| Directive |
Go over the entries below line by line, copying each one that contains the word "JSON".

[Stored data]
☆ ☆ ☆ ☆ ☆ ☆ ☆

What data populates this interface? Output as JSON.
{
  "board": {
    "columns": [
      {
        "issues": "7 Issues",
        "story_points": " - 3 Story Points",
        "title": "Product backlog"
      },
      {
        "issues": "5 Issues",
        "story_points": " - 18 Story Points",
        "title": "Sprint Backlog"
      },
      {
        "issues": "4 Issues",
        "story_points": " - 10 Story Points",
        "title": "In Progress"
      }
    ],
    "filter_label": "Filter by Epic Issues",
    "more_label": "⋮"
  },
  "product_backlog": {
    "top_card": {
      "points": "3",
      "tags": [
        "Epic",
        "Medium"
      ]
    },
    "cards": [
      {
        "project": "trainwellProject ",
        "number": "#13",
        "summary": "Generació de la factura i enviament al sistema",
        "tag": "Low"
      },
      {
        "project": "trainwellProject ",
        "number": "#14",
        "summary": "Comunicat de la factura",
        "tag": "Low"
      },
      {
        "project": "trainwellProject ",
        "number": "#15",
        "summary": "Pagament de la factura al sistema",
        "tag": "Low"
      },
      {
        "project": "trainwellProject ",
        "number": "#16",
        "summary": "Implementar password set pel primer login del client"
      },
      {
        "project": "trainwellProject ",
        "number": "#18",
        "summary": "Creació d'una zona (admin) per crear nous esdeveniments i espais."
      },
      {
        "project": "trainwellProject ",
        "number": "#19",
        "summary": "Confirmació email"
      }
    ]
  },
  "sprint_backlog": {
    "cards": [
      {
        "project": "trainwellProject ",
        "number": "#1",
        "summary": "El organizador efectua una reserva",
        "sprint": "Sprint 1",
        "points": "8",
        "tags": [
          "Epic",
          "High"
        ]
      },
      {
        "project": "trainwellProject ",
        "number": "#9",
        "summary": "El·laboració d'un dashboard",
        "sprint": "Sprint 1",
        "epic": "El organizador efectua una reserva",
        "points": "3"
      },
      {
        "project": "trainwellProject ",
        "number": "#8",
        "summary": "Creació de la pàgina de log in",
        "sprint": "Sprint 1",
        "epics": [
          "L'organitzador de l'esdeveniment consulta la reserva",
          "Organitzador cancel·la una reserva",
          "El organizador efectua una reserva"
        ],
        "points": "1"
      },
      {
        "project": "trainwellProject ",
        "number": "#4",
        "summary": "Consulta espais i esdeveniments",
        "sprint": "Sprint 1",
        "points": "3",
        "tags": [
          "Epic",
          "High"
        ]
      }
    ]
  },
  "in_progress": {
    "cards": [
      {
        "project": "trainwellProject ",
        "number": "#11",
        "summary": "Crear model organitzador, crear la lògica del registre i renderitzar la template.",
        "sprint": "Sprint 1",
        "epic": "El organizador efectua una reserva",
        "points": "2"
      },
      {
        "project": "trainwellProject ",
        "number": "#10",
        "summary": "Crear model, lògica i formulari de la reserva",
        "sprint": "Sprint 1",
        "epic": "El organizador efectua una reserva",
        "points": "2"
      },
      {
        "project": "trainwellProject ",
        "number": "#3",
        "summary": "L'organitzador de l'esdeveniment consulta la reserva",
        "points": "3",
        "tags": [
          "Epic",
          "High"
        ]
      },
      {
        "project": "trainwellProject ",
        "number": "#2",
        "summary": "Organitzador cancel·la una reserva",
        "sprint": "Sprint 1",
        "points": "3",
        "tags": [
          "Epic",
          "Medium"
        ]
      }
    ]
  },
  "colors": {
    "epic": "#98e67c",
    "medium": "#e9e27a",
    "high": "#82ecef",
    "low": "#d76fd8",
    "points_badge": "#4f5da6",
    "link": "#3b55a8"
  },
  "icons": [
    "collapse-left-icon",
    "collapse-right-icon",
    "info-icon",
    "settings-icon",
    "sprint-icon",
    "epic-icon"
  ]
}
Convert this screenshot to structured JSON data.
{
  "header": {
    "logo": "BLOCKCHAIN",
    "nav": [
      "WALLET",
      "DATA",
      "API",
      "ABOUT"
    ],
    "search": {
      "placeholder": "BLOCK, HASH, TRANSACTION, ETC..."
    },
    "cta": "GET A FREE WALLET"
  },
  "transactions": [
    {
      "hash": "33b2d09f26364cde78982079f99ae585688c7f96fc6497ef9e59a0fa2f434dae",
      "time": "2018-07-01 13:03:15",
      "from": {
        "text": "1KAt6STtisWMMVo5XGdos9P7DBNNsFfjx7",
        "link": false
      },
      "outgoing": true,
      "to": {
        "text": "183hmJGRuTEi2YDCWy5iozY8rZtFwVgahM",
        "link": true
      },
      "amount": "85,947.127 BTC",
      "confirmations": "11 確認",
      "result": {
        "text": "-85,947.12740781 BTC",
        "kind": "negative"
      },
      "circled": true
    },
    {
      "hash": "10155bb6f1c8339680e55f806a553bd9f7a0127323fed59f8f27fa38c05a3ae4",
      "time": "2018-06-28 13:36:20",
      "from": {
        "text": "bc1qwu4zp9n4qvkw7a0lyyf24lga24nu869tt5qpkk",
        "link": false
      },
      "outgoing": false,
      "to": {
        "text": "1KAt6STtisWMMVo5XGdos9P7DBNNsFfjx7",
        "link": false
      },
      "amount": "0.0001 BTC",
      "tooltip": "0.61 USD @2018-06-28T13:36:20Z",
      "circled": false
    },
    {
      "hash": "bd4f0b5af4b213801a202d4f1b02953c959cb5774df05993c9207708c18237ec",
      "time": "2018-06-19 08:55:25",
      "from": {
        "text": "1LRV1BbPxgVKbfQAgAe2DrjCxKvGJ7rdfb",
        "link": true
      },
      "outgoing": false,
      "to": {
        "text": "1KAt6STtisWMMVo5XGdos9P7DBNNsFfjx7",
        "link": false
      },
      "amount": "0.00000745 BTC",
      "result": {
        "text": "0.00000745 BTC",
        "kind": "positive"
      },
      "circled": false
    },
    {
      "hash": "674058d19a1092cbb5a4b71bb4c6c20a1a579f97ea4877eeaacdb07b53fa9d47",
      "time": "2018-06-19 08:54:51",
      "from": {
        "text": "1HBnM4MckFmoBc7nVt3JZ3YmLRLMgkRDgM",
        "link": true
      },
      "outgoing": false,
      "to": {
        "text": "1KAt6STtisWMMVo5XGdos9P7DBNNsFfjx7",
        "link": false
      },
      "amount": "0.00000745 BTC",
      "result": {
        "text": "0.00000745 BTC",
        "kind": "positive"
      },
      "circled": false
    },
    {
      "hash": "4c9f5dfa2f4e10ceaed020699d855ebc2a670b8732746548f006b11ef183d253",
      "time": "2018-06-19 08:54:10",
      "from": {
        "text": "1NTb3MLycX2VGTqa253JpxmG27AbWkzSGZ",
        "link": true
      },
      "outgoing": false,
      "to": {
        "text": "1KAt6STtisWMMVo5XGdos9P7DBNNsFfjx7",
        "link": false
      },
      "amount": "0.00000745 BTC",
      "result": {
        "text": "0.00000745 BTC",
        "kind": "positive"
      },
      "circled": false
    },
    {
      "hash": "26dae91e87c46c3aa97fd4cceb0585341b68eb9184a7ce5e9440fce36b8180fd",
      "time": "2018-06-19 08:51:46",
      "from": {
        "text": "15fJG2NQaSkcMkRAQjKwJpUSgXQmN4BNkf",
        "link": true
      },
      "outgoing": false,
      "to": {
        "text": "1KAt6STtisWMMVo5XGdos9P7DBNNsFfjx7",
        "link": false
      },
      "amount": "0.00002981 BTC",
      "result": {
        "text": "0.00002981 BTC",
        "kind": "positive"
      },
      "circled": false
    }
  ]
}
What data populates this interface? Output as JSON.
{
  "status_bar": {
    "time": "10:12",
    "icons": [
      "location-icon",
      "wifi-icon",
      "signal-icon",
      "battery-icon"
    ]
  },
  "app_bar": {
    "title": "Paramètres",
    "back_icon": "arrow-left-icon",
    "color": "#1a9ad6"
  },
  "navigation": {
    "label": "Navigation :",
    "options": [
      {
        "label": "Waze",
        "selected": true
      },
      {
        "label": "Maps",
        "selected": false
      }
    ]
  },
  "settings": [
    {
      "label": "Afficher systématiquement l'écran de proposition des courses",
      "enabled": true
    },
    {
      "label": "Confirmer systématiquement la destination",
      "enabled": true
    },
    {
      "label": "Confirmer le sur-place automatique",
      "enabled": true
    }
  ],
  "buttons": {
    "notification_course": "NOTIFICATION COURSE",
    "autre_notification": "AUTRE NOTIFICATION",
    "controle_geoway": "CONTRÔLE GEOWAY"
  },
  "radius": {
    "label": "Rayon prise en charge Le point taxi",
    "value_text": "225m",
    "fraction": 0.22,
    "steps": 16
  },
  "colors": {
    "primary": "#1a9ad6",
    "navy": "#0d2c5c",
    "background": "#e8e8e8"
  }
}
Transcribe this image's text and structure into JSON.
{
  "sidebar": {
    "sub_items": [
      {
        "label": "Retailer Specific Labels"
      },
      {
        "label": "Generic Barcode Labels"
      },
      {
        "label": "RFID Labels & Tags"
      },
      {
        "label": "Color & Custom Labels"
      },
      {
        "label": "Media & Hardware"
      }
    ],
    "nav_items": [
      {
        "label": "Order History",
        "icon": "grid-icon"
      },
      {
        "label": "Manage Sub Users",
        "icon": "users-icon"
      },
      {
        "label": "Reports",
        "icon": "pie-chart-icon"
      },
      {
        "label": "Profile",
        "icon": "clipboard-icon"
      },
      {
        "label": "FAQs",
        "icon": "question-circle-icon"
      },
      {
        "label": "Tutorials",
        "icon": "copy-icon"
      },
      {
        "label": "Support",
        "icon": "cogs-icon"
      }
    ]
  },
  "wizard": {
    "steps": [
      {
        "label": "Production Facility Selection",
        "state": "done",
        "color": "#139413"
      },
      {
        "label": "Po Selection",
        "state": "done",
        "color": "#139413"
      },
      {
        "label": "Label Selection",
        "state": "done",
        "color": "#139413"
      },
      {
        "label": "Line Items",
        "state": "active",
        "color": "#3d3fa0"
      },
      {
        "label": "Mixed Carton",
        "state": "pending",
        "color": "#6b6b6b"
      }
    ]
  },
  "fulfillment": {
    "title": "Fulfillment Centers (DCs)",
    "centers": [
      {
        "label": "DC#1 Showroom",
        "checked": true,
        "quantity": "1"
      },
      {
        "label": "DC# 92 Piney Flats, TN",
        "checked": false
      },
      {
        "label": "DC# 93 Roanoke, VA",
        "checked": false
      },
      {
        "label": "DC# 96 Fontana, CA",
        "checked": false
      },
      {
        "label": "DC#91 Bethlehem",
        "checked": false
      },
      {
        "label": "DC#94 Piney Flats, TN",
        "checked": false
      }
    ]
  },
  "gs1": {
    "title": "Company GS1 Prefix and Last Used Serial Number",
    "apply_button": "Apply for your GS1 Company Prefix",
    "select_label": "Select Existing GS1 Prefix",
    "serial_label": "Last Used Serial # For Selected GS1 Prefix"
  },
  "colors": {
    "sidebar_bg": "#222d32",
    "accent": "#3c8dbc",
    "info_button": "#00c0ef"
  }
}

☆ ☆ ☆ ☆ ☆ ☆ ☆

| Task output |
What data populates this interface? Output as JSON.
Convert this screenshot to structured JSON data.
What data populates this interface? Output as JSON.
Transcribe this image's text and structure into JSON.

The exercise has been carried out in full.